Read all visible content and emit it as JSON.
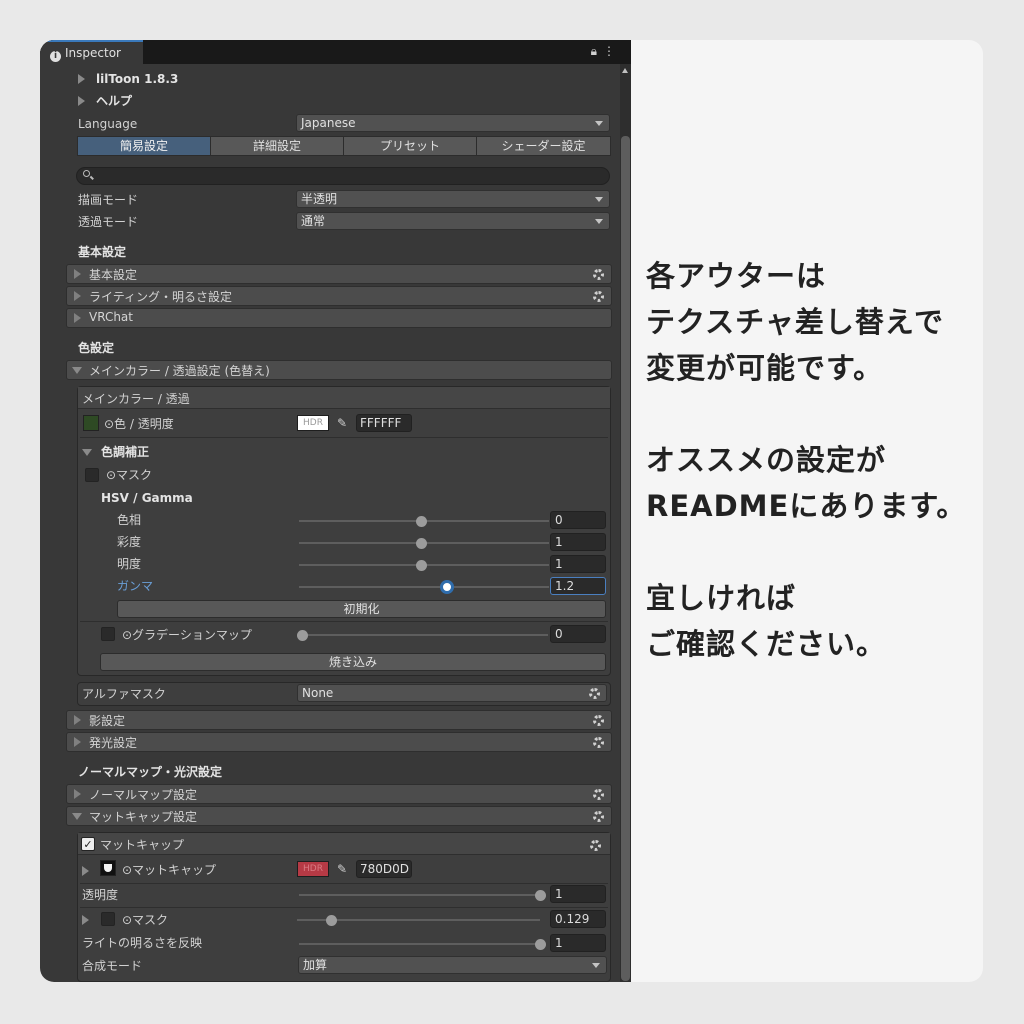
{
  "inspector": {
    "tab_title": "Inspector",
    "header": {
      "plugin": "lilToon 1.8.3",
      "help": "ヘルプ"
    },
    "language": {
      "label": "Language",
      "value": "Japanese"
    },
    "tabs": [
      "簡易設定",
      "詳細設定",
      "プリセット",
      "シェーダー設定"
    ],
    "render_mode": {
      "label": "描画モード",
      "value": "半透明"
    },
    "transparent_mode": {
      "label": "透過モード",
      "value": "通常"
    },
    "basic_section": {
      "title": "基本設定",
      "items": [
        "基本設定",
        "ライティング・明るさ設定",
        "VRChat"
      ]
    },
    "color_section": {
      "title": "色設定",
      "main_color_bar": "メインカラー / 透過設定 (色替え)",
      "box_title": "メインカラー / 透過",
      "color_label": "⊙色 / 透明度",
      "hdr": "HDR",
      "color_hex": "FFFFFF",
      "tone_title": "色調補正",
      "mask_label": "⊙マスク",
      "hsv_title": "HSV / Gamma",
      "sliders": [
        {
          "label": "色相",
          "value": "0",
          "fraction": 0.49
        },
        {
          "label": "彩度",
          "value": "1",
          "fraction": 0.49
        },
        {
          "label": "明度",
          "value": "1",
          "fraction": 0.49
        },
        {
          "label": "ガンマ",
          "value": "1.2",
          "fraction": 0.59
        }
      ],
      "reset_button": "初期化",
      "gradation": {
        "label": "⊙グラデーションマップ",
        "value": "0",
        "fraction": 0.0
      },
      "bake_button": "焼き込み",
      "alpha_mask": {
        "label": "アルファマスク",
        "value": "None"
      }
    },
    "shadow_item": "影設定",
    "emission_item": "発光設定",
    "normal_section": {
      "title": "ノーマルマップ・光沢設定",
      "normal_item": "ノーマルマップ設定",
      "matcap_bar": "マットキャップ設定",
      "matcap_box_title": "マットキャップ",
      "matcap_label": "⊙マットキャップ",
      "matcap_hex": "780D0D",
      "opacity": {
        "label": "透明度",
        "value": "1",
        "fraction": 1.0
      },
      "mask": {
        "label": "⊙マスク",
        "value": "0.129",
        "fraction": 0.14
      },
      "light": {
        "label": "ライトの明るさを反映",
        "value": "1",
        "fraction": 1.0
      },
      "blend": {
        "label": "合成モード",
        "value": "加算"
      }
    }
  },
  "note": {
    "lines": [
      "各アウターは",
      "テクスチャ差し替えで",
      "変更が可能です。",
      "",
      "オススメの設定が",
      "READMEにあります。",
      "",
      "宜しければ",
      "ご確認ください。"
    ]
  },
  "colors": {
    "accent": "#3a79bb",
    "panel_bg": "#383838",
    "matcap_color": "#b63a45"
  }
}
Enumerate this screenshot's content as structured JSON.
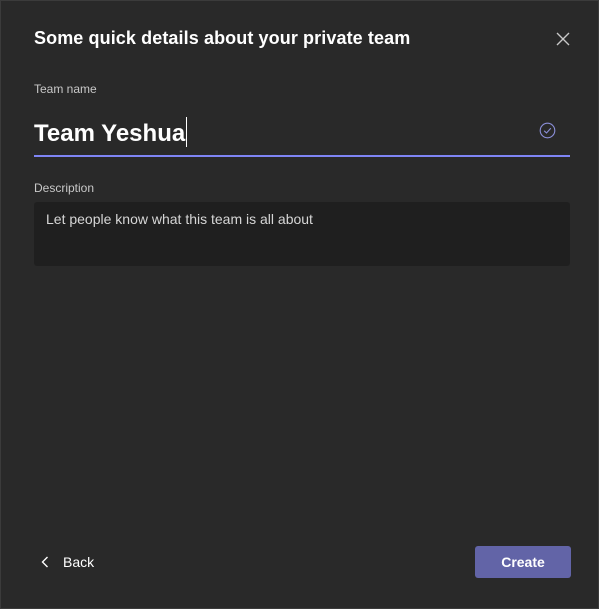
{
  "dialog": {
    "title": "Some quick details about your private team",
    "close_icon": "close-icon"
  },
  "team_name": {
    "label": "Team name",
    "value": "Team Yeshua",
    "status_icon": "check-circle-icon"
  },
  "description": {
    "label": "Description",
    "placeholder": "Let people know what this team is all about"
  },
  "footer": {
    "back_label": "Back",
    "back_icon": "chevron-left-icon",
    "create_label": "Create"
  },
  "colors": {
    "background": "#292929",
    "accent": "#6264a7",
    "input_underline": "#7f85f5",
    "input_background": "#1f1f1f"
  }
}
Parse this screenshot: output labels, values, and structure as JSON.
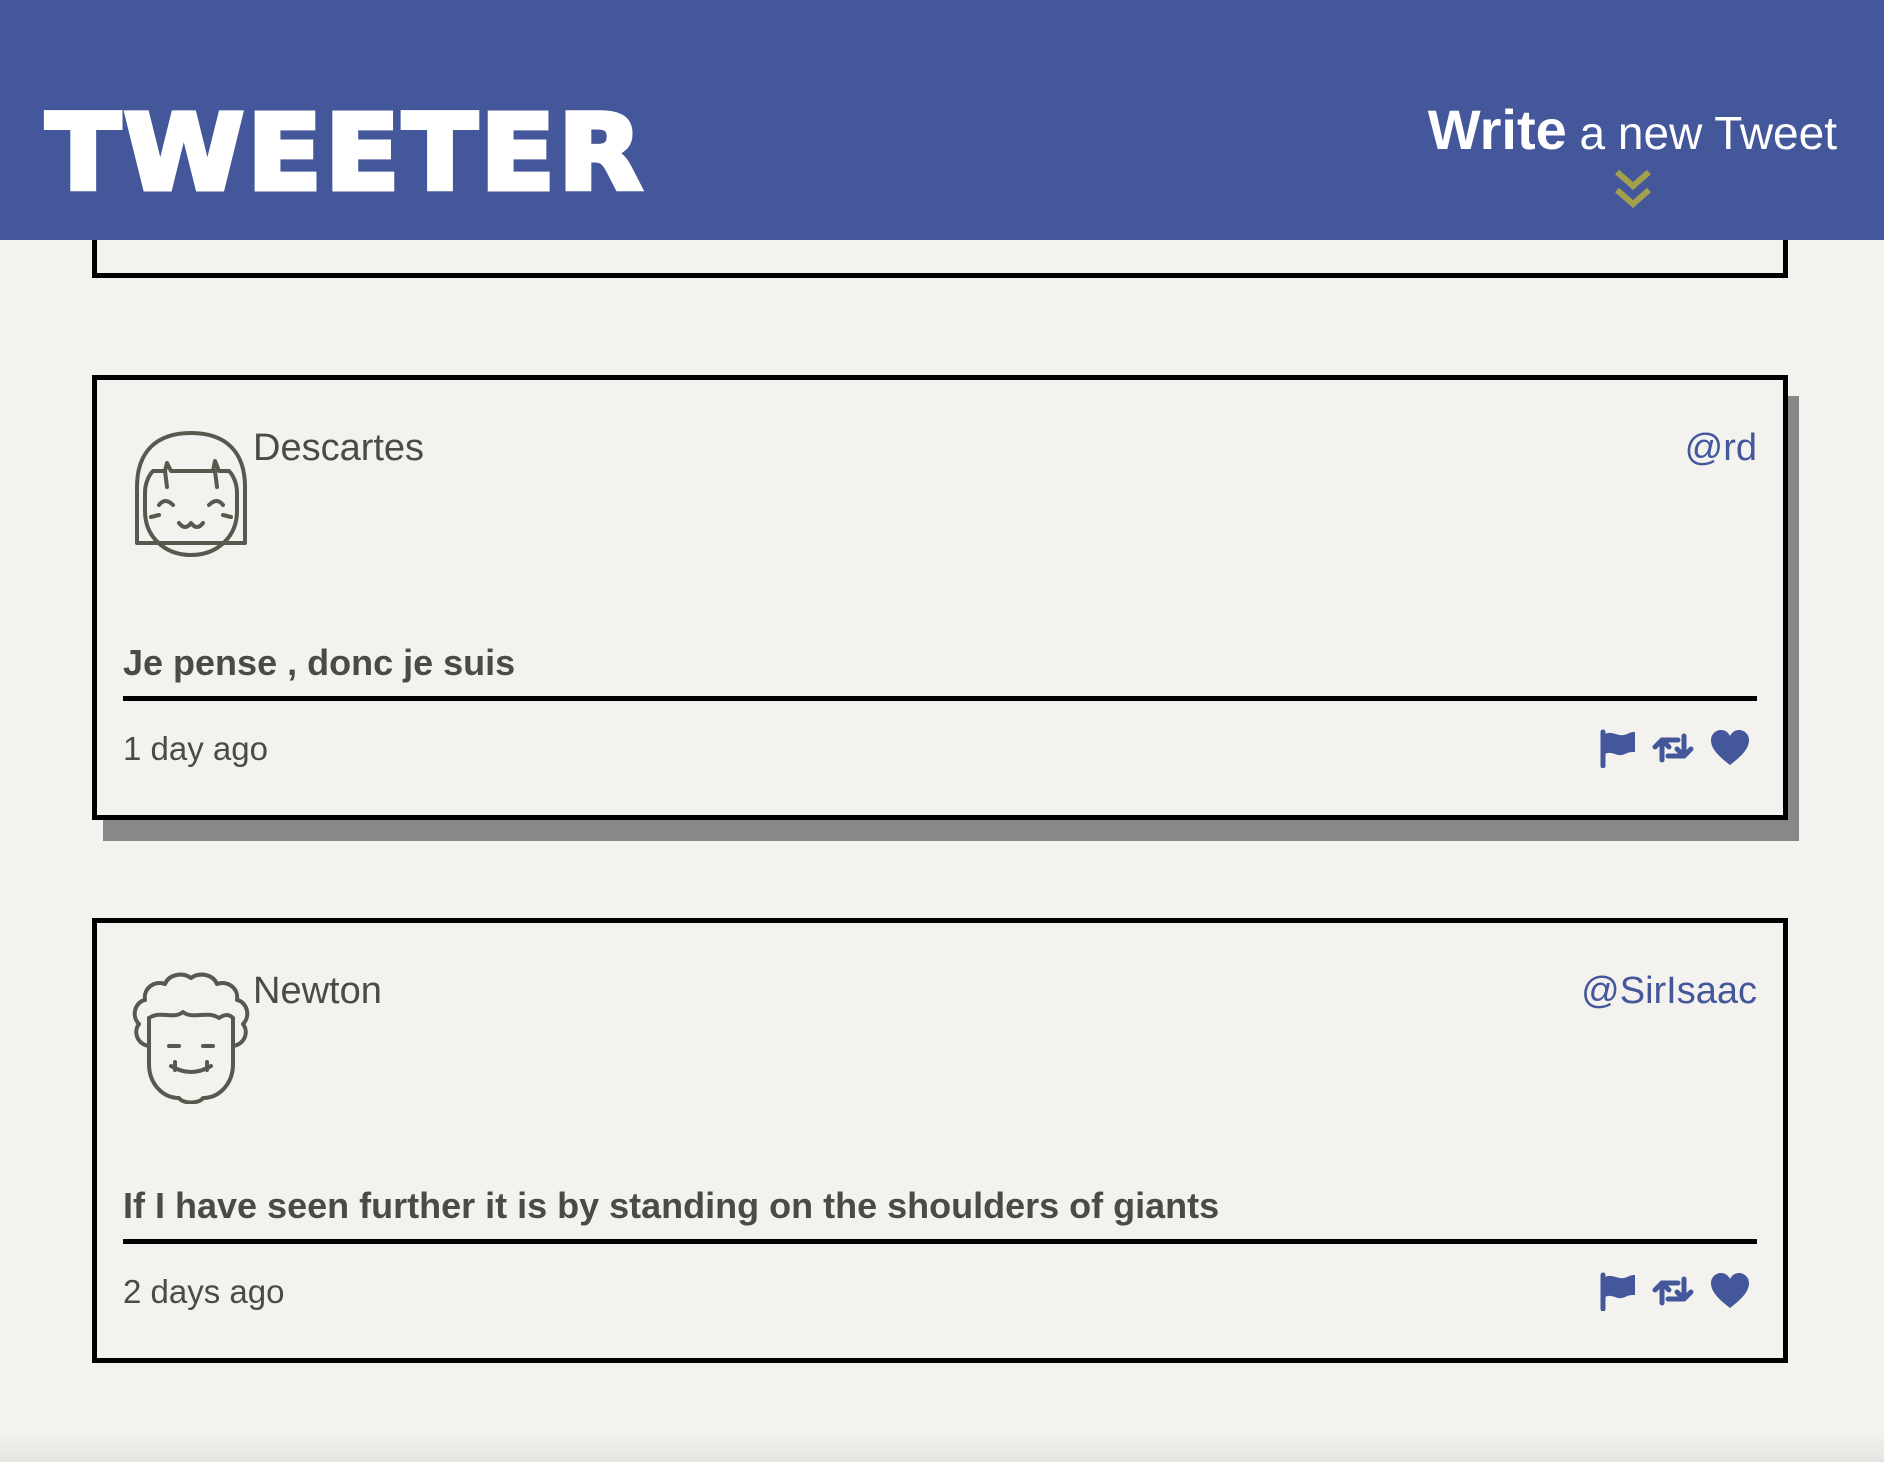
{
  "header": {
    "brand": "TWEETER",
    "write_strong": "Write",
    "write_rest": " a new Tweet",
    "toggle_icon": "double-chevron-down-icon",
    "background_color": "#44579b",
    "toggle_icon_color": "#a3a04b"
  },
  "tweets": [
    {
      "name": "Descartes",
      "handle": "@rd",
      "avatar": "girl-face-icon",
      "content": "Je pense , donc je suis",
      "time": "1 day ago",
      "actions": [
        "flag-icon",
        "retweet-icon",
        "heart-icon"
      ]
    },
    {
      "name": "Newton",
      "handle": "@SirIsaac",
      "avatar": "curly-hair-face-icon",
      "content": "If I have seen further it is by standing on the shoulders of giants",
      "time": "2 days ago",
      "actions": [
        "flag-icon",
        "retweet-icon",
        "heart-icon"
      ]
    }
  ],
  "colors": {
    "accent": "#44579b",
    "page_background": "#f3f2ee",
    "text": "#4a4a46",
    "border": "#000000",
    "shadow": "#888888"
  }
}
════════════════
◆ WHAT YOU ARE ASKED TO DO
Copy out each line of the entries that holds "face".

◆ CORRECT RESPONSE
      "avatar": "girl-face-icon",
      "avatar": "curly-hair-face-icon",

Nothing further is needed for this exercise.